▶ TASKS TO CARRY OUT
[1] Repeat word for word the part of the blog post from "They suck like the" to "much they suck!".
[2] The blog post says three times what the New York Islanders "suck like." List each of those comparisons.
[3] Resume the blog post after its final sentence, in the same voice.

▶ PAGE TEXT

= Beginning of Section =

What a bummer week already. The Dow went into freefall today, again. We're finding nasty new surprises in the stimulus bill. GM's begging for 30 billion dollars, and part of its pitch is, "We're gonna cut 47,000 jobs!" I thought the fucking idea was *not* to see all those jobs get cut! I thought a lot of things. I want to believe in Obama, but this is scaring me and I don't like it. If anyone's got a word of encouragement or can tell me why I'm seeing things wrong, well, I'm listening.
I was looking so forward to the Daytona 500, but what a disappointing finish! As ConnieJane observed in my comments, "Calling the race because of rain is NOT a WIN." Now, I don't begrudge Matt Kenseth, but I don't see what he was crying about. Well, I'd probably get overcome and cry if I won the lottery, so maybe that's it. Though it's been a while since I did an interior decorating job, I remember the technical language most of the contractors used on my jobs, and I used extremely technical contractor language throughout the race.
Tony Stewart's debut as a driver/owner was pretty strong, with an eighth-place finish, so I was glad to see that. He and his Stewart-Haas team run Chevys, so for their sake, I hope GM can work something out that doesn't involve slashing all those jobs. I hope Ryan Newman, his teammate/employee, gets some good equipment under him next week. Tony had to drive a backup car, but Ryan drove a backup to a backup! One nice thing about the two of them as teammates is that they have similar body types, so they don't have to change out the seats when they share cars. And, of course, Joey Logano has not yet done justice to Tony's old #20 ride.
Then there are my Pittsburgh Penguins. Apologies to Dr. Deb, who has already noted that they are having a "banner bad year," but do you know how bad the New York Islanders suck right now?
They suck like American Idol does this year.
They suck like the Dyson factory on product testing day.
They suck like those great pro-family advocates Peter LaBarbera and Matt Barber doin' opposition research at the nastiest gay bar in town on Friday night, that is how much they suck!

= End of Section =

▶ SUPPLIED RECORDS

= Beginning of Section =

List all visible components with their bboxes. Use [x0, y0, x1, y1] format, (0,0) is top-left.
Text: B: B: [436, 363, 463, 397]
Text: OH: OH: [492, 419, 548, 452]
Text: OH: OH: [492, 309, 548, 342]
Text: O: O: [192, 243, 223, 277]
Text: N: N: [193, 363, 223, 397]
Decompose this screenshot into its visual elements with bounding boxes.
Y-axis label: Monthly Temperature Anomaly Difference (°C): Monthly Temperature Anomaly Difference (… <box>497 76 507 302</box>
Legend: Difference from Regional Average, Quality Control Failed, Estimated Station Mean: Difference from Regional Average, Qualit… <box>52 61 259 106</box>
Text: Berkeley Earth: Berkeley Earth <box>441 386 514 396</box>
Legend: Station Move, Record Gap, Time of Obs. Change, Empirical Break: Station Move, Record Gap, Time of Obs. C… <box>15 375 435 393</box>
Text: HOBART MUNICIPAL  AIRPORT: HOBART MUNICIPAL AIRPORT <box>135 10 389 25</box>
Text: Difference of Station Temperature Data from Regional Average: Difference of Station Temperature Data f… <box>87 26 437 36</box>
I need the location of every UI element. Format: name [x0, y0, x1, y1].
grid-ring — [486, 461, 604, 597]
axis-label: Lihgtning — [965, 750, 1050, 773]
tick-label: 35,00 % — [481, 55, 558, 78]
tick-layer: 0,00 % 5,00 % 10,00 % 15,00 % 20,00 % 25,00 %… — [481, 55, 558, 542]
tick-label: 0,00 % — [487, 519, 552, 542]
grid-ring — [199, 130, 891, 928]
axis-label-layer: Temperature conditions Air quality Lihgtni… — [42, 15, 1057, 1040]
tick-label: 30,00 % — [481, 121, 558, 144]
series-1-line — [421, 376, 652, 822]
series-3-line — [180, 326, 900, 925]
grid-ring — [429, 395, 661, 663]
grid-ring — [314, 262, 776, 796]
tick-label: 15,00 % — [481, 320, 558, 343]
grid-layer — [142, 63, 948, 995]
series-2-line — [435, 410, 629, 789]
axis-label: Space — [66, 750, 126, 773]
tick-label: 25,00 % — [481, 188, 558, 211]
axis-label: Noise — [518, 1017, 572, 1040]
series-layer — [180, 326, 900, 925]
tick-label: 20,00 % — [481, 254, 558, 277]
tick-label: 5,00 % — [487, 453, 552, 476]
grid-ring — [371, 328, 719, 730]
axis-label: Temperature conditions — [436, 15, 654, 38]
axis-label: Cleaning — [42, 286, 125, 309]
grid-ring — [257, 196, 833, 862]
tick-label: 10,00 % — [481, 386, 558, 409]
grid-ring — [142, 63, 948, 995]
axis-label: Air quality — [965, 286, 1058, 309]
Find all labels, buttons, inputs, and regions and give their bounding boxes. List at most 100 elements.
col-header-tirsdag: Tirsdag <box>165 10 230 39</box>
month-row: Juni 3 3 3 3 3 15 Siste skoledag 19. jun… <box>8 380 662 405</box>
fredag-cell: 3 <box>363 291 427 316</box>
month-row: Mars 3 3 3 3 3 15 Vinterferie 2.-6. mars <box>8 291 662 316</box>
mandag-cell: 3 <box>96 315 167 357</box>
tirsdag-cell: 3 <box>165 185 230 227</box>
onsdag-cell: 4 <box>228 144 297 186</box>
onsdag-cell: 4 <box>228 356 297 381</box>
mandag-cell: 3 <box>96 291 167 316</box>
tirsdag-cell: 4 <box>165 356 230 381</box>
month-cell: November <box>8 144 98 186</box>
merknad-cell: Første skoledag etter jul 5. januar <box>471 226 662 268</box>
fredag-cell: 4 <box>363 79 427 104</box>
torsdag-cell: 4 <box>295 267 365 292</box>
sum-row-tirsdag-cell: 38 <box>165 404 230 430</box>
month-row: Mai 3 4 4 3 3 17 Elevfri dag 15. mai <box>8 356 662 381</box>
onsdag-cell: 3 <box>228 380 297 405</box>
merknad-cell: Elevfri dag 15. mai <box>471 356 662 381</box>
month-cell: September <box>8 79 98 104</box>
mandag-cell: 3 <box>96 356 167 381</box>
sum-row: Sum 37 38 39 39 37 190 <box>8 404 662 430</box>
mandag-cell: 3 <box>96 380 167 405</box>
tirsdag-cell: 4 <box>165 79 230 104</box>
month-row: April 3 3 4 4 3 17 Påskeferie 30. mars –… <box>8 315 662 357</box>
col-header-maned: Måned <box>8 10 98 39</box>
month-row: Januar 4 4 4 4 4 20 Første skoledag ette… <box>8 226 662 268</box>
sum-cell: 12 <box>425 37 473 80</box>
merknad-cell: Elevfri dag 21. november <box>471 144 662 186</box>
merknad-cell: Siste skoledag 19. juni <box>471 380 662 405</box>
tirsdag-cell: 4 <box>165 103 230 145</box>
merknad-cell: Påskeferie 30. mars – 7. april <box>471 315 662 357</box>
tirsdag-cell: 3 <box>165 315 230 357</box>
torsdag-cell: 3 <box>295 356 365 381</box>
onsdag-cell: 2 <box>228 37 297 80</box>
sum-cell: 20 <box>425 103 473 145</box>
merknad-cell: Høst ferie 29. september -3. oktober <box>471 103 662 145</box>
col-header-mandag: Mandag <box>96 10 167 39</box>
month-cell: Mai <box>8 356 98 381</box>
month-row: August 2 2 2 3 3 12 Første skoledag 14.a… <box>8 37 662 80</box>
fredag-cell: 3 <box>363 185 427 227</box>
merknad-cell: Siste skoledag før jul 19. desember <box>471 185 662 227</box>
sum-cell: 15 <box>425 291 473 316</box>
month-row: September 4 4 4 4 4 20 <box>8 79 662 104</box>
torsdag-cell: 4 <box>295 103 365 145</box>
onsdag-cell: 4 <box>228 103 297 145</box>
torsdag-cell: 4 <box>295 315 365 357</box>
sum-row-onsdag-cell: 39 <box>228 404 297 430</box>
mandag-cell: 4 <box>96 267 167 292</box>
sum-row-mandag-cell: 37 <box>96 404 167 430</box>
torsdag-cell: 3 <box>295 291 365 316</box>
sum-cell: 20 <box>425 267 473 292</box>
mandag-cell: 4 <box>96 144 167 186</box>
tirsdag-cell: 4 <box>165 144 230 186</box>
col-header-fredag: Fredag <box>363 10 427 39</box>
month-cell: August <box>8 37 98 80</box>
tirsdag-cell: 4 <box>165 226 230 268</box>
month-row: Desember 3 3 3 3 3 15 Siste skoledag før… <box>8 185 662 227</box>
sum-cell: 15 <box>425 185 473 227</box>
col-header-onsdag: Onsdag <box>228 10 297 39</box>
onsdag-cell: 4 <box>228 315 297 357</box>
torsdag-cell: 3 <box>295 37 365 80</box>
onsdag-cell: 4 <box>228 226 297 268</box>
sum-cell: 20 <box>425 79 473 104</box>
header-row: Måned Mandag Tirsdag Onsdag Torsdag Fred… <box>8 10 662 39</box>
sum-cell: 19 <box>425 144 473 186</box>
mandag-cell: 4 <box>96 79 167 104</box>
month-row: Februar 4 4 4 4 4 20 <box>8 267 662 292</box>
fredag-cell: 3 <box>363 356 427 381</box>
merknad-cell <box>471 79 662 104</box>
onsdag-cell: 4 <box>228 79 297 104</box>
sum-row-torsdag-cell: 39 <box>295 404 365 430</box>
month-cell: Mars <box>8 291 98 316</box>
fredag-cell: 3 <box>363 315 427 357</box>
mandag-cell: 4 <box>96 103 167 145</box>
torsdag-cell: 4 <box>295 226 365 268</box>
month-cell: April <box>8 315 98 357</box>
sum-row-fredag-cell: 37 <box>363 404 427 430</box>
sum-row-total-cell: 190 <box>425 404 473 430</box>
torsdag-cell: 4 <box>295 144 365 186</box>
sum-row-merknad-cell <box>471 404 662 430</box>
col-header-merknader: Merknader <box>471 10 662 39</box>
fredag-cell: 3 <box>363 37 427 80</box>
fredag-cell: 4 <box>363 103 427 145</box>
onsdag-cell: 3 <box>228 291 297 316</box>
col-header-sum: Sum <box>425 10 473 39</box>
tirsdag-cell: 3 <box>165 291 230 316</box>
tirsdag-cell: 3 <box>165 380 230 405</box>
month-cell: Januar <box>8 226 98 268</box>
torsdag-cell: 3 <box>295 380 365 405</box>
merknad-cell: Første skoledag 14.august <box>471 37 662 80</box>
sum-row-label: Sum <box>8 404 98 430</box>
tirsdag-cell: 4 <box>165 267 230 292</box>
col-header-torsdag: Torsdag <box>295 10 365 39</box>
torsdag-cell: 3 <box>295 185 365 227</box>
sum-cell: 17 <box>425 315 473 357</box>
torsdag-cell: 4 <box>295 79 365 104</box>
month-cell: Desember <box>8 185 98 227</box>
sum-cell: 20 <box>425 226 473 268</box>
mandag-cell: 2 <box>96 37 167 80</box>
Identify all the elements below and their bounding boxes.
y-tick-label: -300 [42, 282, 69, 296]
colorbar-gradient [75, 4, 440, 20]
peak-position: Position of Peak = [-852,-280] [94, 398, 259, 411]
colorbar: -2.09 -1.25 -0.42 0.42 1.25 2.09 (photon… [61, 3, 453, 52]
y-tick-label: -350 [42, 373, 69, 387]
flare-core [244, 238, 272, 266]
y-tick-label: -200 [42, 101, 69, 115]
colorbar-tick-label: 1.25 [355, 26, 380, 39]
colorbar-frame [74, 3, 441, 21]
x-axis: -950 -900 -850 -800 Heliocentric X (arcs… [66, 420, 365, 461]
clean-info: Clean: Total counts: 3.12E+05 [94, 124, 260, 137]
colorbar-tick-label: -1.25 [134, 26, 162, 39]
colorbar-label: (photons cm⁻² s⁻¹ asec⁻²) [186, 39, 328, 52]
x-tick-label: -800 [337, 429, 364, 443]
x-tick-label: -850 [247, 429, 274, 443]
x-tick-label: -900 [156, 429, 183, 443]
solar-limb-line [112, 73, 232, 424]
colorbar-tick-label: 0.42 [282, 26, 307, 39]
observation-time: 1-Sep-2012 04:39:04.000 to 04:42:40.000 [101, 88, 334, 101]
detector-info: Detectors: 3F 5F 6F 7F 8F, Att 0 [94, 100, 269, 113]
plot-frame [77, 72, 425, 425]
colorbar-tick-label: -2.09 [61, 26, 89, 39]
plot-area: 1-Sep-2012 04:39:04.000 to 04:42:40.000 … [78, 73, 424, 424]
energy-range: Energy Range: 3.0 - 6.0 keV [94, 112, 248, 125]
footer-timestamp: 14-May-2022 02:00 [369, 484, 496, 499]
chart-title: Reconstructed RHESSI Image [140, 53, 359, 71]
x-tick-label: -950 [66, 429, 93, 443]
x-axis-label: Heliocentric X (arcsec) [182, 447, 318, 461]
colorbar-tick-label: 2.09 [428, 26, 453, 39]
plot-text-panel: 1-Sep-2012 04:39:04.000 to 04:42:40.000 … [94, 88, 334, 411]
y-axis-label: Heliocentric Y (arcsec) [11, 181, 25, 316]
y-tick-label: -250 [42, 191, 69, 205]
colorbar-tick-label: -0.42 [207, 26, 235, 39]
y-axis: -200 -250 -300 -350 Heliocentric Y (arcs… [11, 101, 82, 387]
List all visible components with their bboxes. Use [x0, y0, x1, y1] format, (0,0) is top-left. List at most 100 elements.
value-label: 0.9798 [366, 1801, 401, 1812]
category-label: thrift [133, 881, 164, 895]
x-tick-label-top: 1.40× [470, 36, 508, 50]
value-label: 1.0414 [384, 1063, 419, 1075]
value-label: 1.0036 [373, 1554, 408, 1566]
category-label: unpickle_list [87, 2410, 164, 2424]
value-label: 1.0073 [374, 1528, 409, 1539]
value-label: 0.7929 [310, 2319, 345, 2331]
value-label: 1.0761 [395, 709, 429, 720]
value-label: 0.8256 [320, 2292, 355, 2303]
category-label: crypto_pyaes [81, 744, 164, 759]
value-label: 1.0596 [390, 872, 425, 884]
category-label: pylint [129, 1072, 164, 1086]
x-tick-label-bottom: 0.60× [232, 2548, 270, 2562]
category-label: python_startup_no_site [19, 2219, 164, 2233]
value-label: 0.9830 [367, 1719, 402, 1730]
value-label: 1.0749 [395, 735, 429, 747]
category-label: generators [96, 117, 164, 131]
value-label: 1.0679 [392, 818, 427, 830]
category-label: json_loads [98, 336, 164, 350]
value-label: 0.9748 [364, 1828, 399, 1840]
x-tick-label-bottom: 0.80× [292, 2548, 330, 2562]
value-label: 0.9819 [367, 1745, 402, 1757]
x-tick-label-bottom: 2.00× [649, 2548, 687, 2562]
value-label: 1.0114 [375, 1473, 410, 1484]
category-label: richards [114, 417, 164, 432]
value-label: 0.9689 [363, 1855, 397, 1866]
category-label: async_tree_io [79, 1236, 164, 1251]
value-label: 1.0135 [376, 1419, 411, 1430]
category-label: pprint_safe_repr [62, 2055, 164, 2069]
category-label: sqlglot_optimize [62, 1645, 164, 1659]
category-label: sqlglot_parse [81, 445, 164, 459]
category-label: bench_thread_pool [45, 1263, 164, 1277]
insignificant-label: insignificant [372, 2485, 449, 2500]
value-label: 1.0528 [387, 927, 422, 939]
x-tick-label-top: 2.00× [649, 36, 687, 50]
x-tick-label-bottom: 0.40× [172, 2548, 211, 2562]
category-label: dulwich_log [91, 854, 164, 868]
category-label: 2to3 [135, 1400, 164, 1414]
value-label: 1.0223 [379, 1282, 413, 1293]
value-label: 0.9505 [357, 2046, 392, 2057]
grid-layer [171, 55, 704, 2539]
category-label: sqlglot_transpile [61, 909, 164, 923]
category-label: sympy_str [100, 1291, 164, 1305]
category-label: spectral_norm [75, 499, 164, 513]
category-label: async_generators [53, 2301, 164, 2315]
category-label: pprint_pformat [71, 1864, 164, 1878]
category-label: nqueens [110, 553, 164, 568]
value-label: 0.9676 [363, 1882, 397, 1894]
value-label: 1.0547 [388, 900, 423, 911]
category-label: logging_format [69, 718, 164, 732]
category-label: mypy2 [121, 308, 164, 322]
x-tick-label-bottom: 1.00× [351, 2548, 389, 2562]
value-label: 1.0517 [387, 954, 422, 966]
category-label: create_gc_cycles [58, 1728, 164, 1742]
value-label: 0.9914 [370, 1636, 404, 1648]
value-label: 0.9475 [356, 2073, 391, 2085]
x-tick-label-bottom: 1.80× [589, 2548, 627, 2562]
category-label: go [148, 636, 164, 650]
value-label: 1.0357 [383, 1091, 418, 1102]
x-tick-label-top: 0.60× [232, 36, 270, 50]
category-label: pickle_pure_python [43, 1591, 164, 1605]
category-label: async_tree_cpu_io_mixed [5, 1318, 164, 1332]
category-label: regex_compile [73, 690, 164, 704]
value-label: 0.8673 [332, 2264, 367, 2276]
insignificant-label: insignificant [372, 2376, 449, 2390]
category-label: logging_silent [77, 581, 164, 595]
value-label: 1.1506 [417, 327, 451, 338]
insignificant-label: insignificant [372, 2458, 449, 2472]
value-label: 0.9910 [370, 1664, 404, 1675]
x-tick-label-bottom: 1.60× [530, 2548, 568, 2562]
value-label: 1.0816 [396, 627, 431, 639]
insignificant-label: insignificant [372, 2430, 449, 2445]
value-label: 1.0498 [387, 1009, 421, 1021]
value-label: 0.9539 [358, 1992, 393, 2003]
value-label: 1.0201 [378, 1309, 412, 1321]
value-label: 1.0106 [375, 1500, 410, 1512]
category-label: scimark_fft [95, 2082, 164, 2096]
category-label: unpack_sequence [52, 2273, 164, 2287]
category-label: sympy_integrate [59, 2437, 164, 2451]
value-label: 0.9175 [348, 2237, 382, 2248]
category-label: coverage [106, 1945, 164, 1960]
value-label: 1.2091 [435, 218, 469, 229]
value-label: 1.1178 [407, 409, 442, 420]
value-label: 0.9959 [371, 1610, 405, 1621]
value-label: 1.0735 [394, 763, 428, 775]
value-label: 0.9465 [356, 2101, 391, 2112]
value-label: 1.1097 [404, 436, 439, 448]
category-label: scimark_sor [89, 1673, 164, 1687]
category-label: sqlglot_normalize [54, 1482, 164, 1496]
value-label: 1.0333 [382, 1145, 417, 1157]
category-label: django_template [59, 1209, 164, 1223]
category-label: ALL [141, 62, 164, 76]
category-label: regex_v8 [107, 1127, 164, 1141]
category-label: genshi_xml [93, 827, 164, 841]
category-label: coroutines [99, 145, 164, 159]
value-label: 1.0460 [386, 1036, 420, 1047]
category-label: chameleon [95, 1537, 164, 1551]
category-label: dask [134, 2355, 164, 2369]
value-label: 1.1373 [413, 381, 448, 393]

= End of Section =

▶ EXERCISE RESULTS
[1]
They suck like the Dyson factory on product testing day.
They suck like those great pro-family advocates Peter LaBarbera and Matt Barber doin' opposition research at the nastiest gay bar in town on Friday night, that is how much they suck!

[2]
- American Idol this year
- The Dyson factory on product testing day
- Peter LaBarbera and Matt Barber doing opposition research at the nastiest gay bar in town on Friday night

[3]
And...they...beat...the...Penguins...yesterday! It came down to a shootout in overtime, and the Pens sent Evgeni Malkin and Sidney Crosby, the first and third best scorers in the whole NHL respectively, out to take care of business, but they managed to screw that up! Seriously, there was only one reason for them not to be completely humiliated, and it was this: they were playing with a shiny new coach. Pens fans have been criticizing Michel Therrien all year--basically, it's like he was a very average teacher trying to control a class of gifted kids. (And they are kids, too--mostly in their very early twenties.) So Therrien was yanked out Sunday. Yes, this Sunday. Yes, the day before the game, and quite late in the day, too. Dan Bylsma coached the minor league's answer to the Pens, the Wilkes-Barre/Scranton Penguins, until this weekend, and he was literally preparing for one of their games when he was called up.
Oh, well. As an Office fan, I have to love that the Pens are getting help from Scranton. It seems to have helped the Washington Capitals to give Bruce Boudreau, formerly the coach of the Hershey Bears, a sudden call to come to DC on Thanksgiving 2007.
I just don't want it to get to the point where the bad news going on serves to distract me from sports!
Now here are some fun and easy ways to go green! Check out what's being done, and can be done, in the adult entertainment industry!
Since they have Neanderthal DNA in their possession, scientists might be able to clone a Neanderthal one day. But should they? And if so, what rights should the Neanderthals have?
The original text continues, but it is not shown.